> [INFORMATION SUPPLIED]:
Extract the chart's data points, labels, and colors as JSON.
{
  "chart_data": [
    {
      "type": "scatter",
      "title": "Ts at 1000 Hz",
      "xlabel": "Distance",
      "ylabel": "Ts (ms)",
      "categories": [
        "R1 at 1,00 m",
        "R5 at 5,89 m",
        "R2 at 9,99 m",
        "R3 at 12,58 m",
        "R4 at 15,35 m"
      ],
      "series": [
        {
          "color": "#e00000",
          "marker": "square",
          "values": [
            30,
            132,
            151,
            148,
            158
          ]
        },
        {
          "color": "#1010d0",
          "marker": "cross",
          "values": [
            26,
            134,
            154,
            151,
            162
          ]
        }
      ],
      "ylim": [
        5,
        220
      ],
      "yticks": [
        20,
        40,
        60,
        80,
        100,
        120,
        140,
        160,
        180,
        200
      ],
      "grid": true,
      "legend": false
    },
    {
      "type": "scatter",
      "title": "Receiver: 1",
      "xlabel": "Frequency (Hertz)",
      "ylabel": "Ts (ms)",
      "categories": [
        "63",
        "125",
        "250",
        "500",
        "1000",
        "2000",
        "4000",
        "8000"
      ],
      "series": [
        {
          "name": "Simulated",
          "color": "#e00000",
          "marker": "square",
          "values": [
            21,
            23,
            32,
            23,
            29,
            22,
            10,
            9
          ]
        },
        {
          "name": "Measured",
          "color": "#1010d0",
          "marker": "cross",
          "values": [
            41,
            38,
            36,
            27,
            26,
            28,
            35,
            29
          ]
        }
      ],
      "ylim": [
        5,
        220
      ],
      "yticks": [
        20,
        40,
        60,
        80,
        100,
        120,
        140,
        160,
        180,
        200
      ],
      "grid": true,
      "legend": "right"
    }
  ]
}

> [REQUIREMENTS]: Copy out every entry again, exactly as it was given.

> [TASK OUTPUT]:
Extract the chart's data points, labels, and colors as JSON.
{
  "chart_data": [
    {
      "type": "scatter",
      "title": "Ts at 1000 Hz",
      "xlabel": "Distance",
      "ylabel": "Ts (ms)",
      "categories": [
        "R1 at 1,00 m",
        "R5 at 5,89 m",
        "R2 at 9,99 m",
        "R3 at 12,58 m",
        "R4 at 15,35 m"
      ],
      "series": [
        {
          "color": "#e00000",
          "marker": "square",
          "values": [
            30,
            132,
            151,
            148,
            158
          ]
        },
        {
          "color": "#1010d0",
          "marker": "cross",
          "values": [
            26,
            134,
            154,
            151,
            162
          ]
        }
      ],
      "ylim": [
        5,
        220
      ],
      "yticks": [
        20,
        40,
        60,
        80,
        100,
        120,
        140,
        160,
        180,
        200
      ],
      "grid": true,
      "legend": false
    },
    {
      "type": "scatter",
      "title": "Receiver: 1",
      "xlabel": "Frequency (Hertz)",
      "ylabel": "Ts (ms)",
      "categories": [
        "63",
        "125",
        "250",
        "500",
        "1000",
        "2000",
        "4000",
        "8000"
      ],
      "series": [
        {
          "name": "Simulated",
          "color": "#e00000",
          "marker": "square",
          "values": [
            21,
            23,
            32,
            23,
            29,
            22,
            10,
            9
          ]
        },
        {
          "name": "Measured",
          "color": "#1010d0",
          "marker": "cross",
          "values": [
            41,
            38,
            36,
            27,
            26,
            28,
            35,
            29
          ]
        }
      ],
      "ylim": [
        5,
        220
      ],
      "yticks": [
        20,
        40,
        60,
        80,
        100,
        120,
        140,
        160,
        180,
        200
      ],
      "grid": true,
      "legend": "right"
    }
  ]
}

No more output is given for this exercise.